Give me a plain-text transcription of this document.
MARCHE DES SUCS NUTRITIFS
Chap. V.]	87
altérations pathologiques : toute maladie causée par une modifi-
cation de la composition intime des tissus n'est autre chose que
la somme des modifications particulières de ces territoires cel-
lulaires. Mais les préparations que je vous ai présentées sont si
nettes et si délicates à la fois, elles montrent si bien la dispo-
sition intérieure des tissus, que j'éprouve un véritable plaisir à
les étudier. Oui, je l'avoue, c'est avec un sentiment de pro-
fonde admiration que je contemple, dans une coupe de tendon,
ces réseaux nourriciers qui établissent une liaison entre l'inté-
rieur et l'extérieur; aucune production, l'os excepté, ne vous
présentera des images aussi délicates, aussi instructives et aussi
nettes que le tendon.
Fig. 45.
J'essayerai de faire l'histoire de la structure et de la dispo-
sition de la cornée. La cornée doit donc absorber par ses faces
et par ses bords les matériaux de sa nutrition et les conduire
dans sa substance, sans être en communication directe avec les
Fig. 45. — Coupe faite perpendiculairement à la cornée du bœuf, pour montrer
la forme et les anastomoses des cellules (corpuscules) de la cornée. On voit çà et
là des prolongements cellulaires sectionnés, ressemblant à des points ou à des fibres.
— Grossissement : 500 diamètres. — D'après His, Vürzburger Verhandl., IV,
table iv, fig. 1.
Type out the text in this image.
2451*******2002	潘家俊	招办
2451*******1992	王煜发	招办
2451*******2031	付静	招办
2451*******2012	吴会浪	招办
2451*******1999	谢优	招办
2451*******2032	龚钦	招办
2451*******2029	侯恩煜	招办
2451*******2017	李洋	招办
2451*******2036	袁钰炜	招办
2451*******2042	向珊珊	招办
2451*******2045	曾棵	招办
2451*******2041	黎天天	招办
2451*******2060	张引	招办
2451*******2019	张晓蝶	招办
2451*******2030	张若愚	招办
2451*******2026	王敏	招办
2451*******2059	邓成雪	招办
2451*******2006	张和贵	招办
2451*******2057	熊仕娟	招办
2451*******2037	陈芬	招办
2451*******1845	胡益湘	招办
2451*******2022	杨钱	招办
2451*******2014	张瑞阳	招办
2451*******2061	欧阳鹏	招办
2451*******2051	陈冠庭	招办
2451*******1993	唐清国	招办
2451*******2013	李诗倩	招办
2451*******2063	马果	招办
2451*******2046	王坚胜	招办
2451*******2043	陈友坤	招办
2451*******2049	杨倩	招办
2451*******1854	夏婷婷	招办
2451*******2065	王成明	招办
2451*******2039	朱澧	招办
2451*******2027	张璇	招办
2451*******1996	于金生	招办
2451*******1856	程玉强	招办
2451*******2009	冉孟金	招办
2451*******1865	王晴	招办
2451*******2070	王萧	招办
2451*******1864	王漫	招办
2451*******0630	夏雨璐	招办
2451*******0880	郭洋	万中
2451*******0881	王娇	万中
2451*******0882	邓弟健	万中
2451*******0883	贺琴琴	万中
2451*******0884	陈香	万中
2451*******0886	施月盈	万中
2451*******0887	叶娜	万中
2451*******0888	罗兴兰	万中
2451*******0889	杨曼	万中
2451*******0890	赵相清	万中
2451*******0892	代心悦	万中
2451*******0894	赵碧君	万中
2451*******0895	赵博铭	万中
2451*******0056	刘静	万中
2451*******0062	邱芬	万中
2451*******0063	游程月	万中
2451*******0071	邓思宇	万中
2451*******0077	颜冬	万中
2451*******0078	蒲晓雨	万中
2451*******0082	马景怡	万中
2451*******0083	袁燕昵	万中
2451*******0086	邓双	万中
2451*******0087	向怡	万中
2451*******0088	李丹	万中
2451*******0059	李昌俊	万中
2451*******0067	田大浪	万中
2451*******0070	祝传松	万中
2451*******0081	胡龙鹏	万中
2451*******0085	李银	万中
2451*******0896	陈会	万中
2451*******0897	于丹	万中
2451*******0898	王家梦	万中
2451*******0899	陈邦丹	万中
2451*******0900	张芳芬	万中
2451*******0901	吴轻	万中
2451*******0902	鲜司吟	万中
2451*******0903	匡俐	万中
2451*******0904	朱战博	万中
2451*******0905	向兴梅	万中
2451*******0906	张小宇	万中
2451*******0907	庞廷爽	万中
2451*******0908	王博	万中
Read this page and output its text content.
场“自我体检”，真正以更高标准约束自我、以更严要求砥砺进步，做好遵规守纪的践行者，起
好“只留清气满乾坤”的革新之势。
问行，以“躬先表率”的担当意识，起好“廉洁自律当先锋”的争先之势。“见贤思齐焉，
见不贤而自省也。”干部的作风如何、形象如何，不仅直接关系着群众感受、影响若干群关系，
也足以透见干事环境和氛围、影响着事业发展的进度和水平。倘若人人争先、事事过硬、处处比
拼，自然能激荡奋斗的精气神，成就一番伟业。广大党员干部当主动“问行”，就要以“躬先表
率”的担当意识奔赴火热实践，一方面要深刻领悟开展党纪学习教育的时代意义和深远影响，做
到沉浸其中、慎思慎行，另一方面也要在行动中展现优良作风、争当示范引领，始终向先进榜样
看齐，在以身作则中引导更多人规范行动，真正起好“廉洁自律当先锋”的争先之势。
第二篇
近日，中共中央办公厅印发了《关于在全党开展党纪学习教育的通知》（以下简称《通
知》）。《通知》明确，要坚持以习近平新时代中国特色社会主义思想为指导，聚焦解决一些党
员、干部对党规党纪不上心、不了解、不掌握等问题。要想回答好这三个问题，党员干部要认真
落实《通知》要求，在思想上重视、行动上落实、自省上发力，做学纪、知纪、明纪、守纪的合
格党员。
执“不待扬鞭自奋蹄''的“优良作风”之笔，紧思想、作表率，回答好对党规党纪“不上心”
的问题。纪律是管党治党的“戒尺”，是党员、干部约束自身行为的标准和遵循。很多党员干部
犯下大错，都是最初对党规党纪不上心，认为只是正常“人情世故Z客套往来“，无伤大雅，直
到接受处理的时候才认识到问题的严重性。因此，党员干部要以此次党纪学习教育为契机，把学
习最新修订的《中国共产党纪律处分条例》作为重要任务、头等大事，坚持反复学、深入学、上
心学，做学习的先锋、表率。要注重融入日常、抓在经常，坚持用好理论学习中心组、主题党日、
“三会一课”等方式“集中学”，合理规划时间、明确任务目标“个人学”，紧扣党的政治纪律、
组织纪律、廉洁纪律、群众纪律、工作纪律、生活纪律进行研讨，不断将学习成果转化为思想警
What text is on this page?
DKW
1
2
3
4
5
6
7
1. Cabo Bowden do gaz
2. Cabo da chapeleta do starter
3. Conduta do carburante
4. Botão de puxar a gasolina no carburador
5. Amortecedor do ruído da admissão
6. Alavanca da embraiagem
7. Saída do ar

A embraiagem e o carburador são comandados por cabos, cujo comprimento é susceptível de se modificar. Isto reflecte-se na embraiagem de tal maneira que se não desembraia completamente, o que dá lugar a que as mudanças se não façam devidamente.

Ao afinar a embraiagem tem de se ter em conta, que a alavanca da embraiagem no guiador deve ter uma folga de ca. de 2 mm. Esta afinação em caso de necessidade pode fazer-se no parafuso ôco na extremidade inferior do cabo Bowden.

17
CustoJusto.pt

━━━━━━━━━━━━━━━━

Short task
Copy out each record exactly as given, omitting none.

Reply
Give me a plain-text transcription of this document.
MARCHE DES SUCS NUTRITIFS
Chap. V.]	87
altérations pathologiques : toute maladie causée par une modifi-
cation de la composition intime des tissus n'est autre chose que
la somme des modifications particulières de ces territoires cel-
lulaires. Mais les préparations que je vous ai présentées sont si
nettes et si délicates à la fois, elles montrent si bien la dispo-
sition intérieure des tissus, que j'éprouve un véritable plaisir à
les étudier. Oui, je l'avoue, c'est avec un sentiment de pro-
fonde admiration que je contemple, dans une coupe de tendon,
ces réseaux nourriciers qui établissent une liaison entre l'inté-
rieur et l'extérieur; aucune production, l'os excepté, ne vous
présentera des images aussi délicates, aussi instructives et aussi
nettes que le tendon.
Fig. 45.
J'essayerai de faire l'histoire de la structure et de la dispo-
sition de la cornée. La cornée doit donc absorber par ses faces
et par ses bords les matériaux de sa nutrition et les conduire
dans sa substance, sans être en communication directe avec les
Fig. 45. — Coupe faite perpendiculairement à la cornée du bœuf, pour montrer
la forme et les anastomoses des cellules (corpuscules) de la cornée. On voit çà et
là des prolongements cellulaires sectionnés, ressemblant à des points ou à des fibres.
— Grossissement : 500 diamètres. — D'après His, Vürzburger Verhandl., IV,
table iv, fig. 1.
Type out the text in this image.
2451*******2002	潘家俊	招办
2451*******1992	王煜发	招办
2451*******2031	付静	招办
2451*******2012	吴会浪	招办
2451*******1999	谢优	招办
2451*******2032	龚钦	招办
2451*******2029	侯恩煜	招办
2451*******2017	李洋	招办
2451*******2036	袁钰炜	招办
2451*******2042	向珊珊	招办
2451*******2045	曾棵	招办
2451*******2041	黎天天	招办
2451*******2060	张引	招办
2451*******2019	张晓蝶	招办
2451*******2030	张若愚	招办
2451*******2026	王敏	招办
2451*******2059	邓成雪	招办
2451*******2006	张和贵	招办
2451*******2057	熊仕娟	招办
2451*******2037	陈芬	招办
2451*******1845	胡益湘	招办
2451*******2022	杨钱	招办
2451*******2014	张瑞阳	招办
2451*******2061	欧阳鹏	招办
2451*******2051	陈冠庭	招办
2451*******1993	唐清国	招办
2451*******2013	李诗倩	招办
2451*******2063	马果	招办
2451*******2046	王坚胜	招办
2451*******2043	陈友坤	招办
2451*******2049	杨倩	招办
2451*******1854	夏婷婷	招办
2451*******2065	王成明	招办
2451*******2039	朱澧	招办
2451*******2027	张璇	招办
2451*******1996	于金生	招办
2451*******1856	程玉强	招办
2451*******2009	冉孟金	招办
2451*******1865	王晴	招办
2451*******2070	王萧	招办
2451*******1864	王漫	招办
2451*******0630	夏雨璐	招办
2451*******0880	郭洋	万中
2451*******0881	王娇	万中
2451*******0882	邓弟健	万中
2451*******0883	贺琴琴	万中
2451*******0884	陈香	万中
2451*******0886	施月盈	万中
2451*******0887	叶娜	万中
2451*******0888	罗兴兰	万中
2451*******0889	杨曼	万中
2451*******0890	赵相清	万中
2451*******0892	代心悦	万中
2451*******0894	赵碧君	万中
2451*******0895	赵博铭	万中
2451*******0056	刘静	万中
2451*******0062	邱芬	万中
2451*******0063	游程月	万中
2451*******0071	邓思宇	万中
2451*******0077	颜冬	万中
2451*******0078	蒲晓雨	万中
2451*******0082	马景怡	万中
2451*******0083	袁燕昵	万中
2451*******0086	邓双	万中
2451*******0087	向怡	万中
2451*******0088	李丹	万中
2451*******0059	李昌俊	万中
2451*******0067	田大浪	万中
2451*******0070	祝传松	万中
2451*******0081	胡龙鹏	万中
2451*******0085	李银	万中
2451*******0896	陈会	万中
2451*******0897	于丹	万中
2451*******0898	王家梦	万中
2451*******0899	陈邦丹	万中
2451*******0900	张芳芬	万中
2451*******0901	吴轻	万中
2451*******0902	鲜司吟	万中
2451*******0903	匡俐	万中
2451*******0904	朱战博	万中
2451*******0905	向兴梅	万中
2451*******0906	张小宇	万中
2451*******0907	庞廷爽	万中
2451*******0908	王博	万中
Read this page and output its text content.
场“自我体检”，真正以更高标准约束自我、以更严要求砥砺进步，做好遵规守纪的践行者，起
好“只留清气满乾坤”的革新之势。
问行，以“躬先表率”的担当意识，起好“廉洁自律当先锋”的争先之势。“见贤思齐焉，
见不贤而自省也。”干部的作风如何、形象如何，不仅直接关系着群众感受、影响若干群关系，
也足以透见干事环境和氛围、影响着事业发展的进度和水平。倘若人人争先、事事过硬、处处比
拼，自然能激荡奋斗的精气神，成就一番伟业。广大党员干部当主动“问行”，就要以“躬先表
率”的担当意识奔赴火热实践，一方面要深刻领悟开展党纪学习教育的时代意义和深远影响，做
到沉浸其中、慎思慎行，另一方面也要在行动中展现优良作风、争当示范引领，始终向先进榜样
看齐，在以身作则中引导更多人规范行动，真正起好“廉洁自律当先锋”的争先之势。
第二篇
近日，中共中央办公厅印发了《关于在全党开展党纪学习教育的通知》（以下简称《通
知》）。《通知》明确，要坚持以习近平新时代中国特色社会主义思想为指导，聚焦解决一些党
员、干部对党规党纪不上心、不了解、不掌握等问题。要想回答好这三个问题，党员干部要认真
落实《通知》要求，在思想上重视、行动上落实、自省上发力，做学纪、知纪、明纪、守纪的合
格党员。
执“不待扬鞭自奋蹄''的“优良作风”之笔，紧思想、作表率，回答好对党规党纪“不上心”
的问题。纪律是管党治党的“戒尺”，是党员、干部约束自身行为的标准和遵循。很多党员干部
犯下大错，都是最初对党规党纪不上心，认为只是正常“人情世故Z客套往来“，无伤大雅，直
到接受处理的时候才认识到问题的严重性。因此，党员干部要以此次党纪学习教育为契机，把学
习最新修订的《中国共产党纪律处分条例》作为重要任务、头等大事，坚持反复学、深入学、上
心学，做学习的先锋、表率。要注重融入日常、抓在经常，坚持用好理论学习中心组、主题党日、
“三会一课”等方式“集中学”，合理规划时间、明确任务目标“个人学”，紧扣党的政治纪律、
组织纪律、廉洁纪律、群众纪律、工作纪律、生活纪律进行研讨，不断将学习成果转化为思想警
What text is on this page?
DKW
1
2
3
4
5
6
7
1. Cabo Bowden do gaz
2. Cabo da chapeleta do starter
3. Conduta do carburante
4. Botão de puxar a gasolina no carburador
5. Amortecedor do ruído da admissão
6. Alavanca da embraiagem
7. Saída do ar

A embraiagem e o carburador são comandados por cabos, cujo comprimento é susceptível de se modificar. Isto reflecte-se na embraiagem de tal maneira que se não desembraia completamente, o que dá lugar a que as mudanças se não façam devidamente.

Ao afinar a embraiagem tem de se ter em conta, que a alavanca da embraiagem no guiador deve ter uma folga de ca. de 2 mm. Esta afinação em caso de necessidade pode fazer-se no parafuso ôco na extremidade inferior do cabo Bowden.

17
CustoJusto.pt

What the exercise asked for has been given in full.